— WHAT YOU HAVE TO DO —
Identify the lines holding "attack" and copy them.

— LISTED RECORDS —
::::::
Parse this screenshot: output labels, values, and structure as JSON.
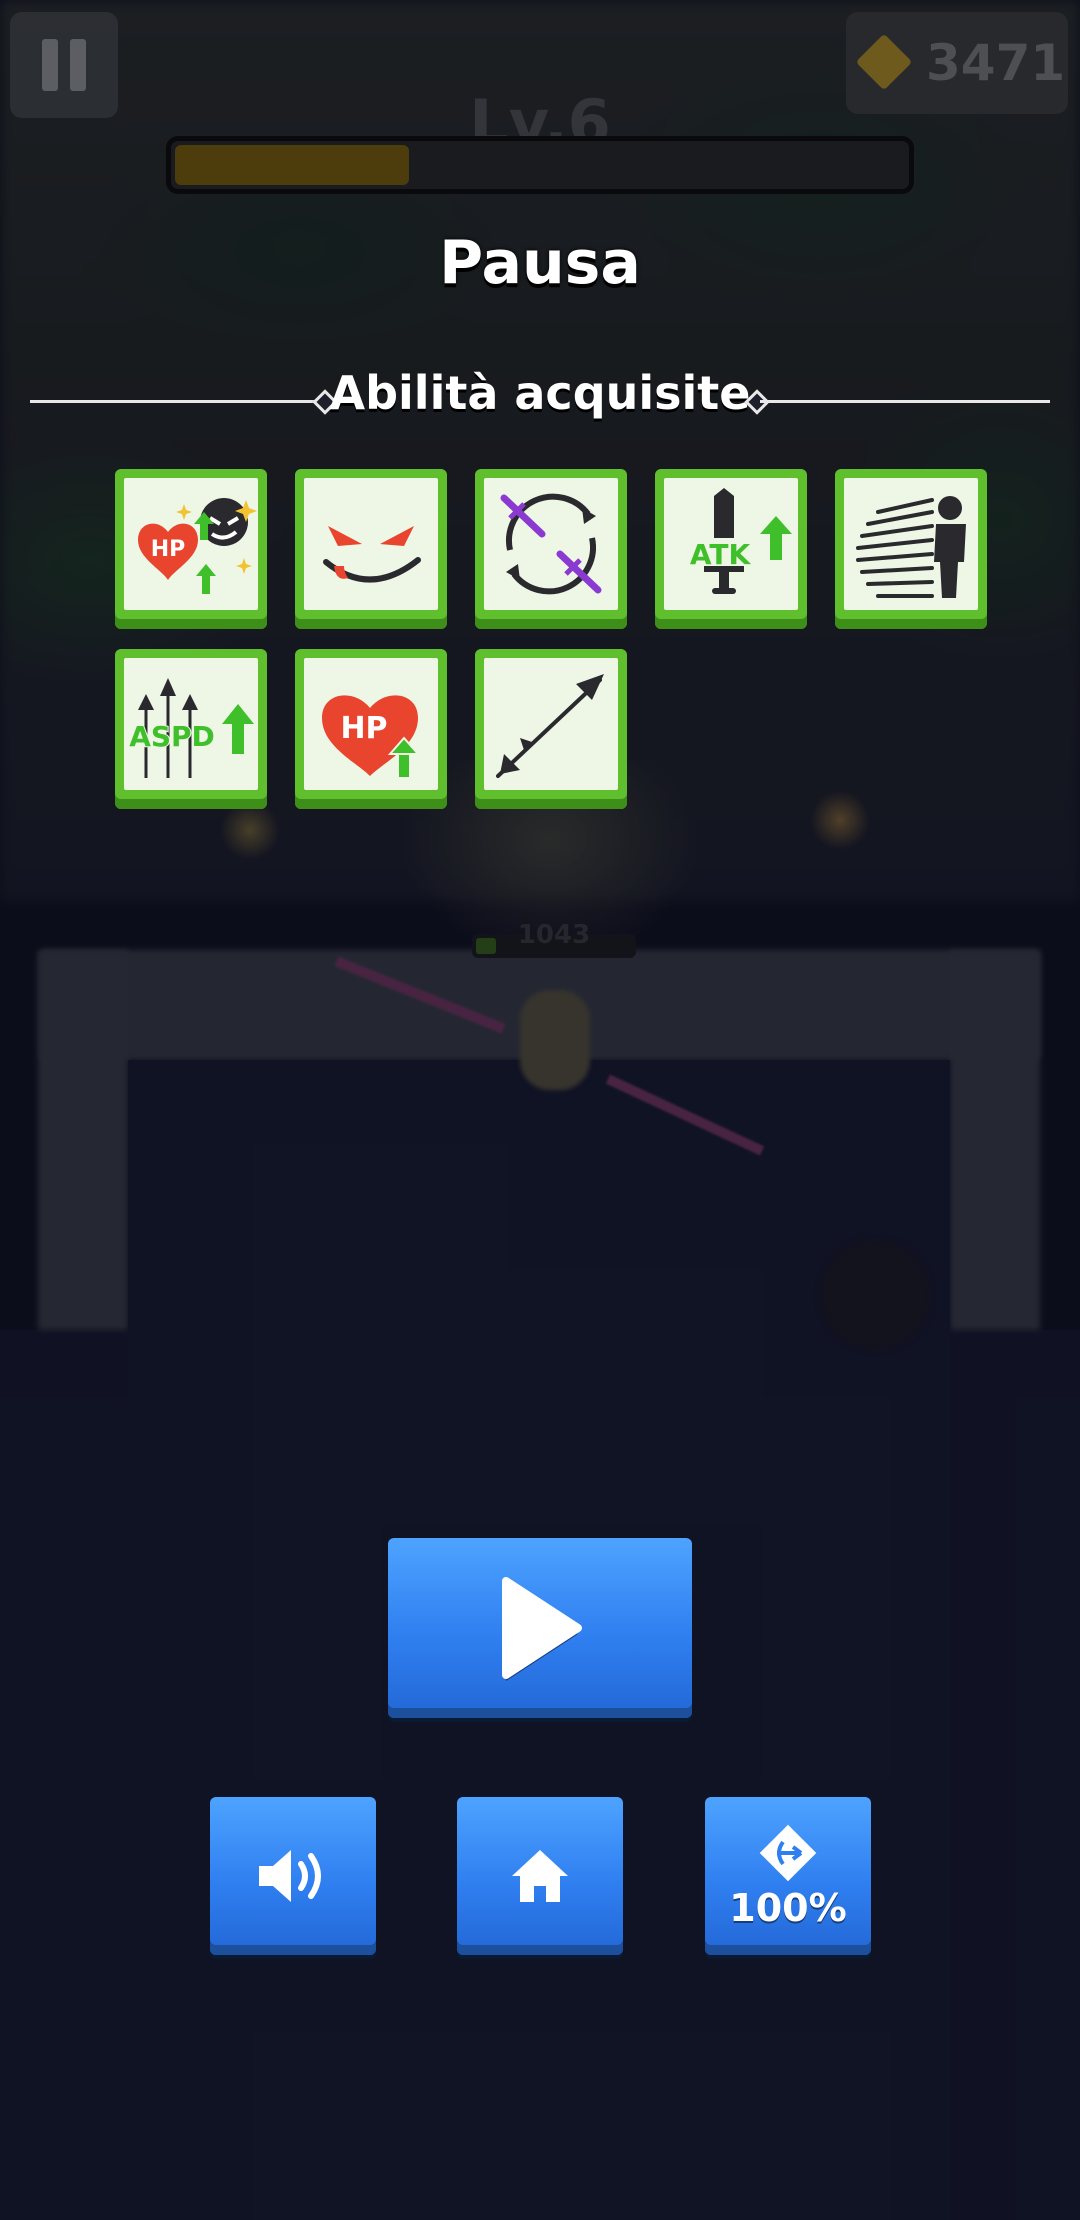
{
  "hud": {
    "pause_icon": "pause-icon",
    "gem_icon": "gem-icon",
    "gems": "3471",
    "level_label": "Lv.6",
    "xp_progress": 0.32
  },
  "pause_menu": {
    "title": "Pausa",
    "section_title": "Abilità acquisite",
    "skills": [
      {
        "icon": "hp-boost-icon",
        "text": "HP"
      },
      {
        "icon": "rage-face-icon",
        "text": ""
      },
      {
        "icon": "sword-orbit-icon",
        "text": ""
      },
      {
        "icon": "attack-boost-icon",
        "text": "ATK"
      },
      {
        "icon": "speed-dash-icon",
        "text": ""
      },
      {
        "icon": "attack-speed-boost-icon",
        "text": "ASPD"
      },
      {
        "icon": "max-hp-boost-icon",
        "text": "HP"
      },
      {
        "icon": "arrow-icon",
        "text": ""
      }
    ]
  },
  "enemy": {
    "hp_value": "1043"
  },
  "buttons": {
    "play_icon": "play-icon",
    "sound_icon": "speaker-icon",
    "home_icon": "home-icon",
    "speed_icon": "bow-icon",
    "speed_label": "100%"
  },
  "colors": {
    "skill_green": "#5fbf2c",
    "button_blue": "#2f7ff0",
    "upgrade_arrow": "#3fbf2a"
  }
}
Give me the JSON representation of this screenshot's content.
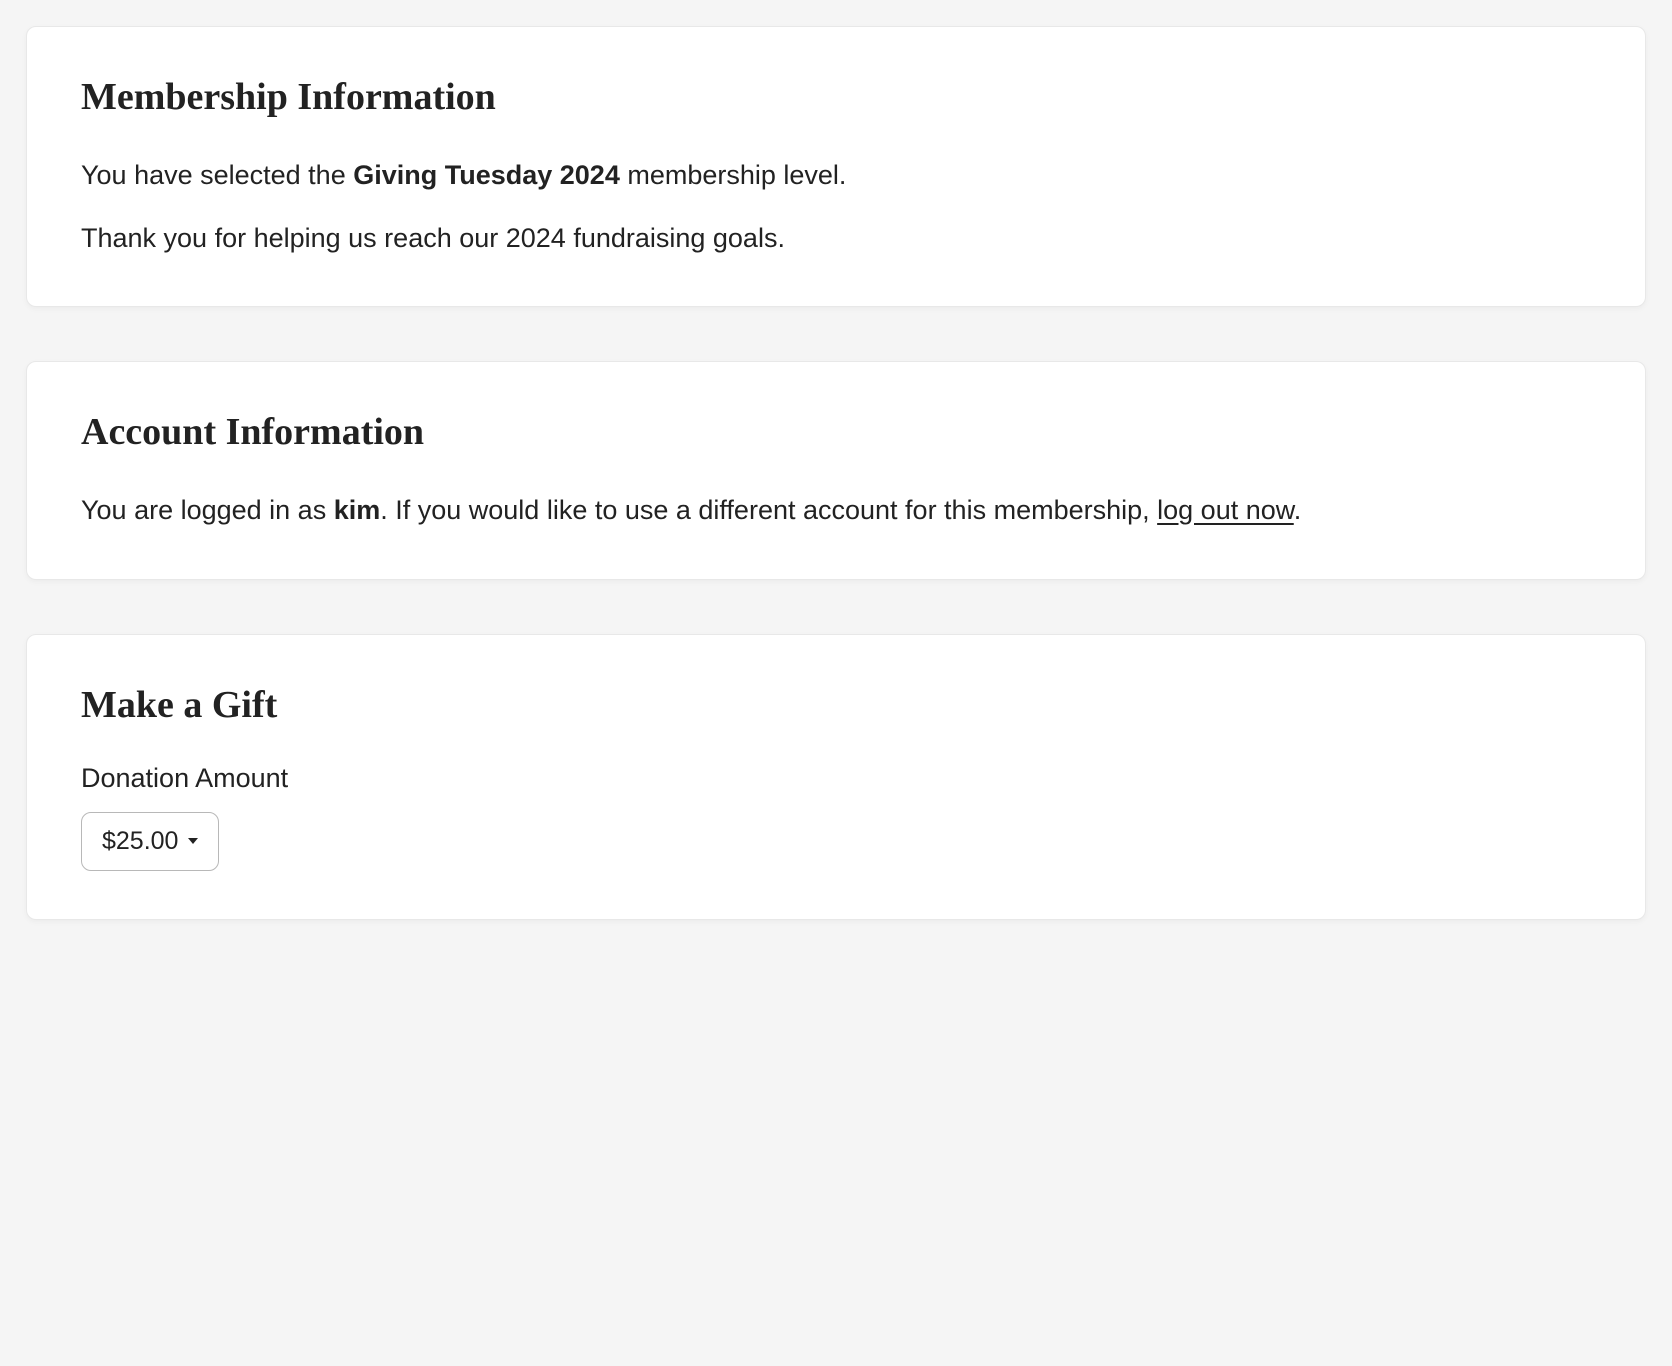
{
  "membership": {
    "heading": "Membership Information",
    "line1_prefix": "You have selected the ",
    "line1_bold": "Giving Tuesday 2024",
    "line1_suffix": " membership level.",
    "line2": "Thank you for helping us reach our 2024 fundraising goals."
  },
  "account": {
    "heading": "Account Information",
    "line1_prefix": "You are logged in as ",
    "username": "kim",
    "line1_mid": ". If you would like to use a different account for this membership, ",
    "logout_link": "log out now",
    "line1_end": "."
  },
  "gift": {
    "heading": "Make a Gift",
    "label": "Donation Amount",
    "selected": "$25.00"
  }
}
::::::
— RESPONSE TO THIS TASK —
        "icon": "attack-boost-icon",
        "icon": "attack-speed-boost-icon",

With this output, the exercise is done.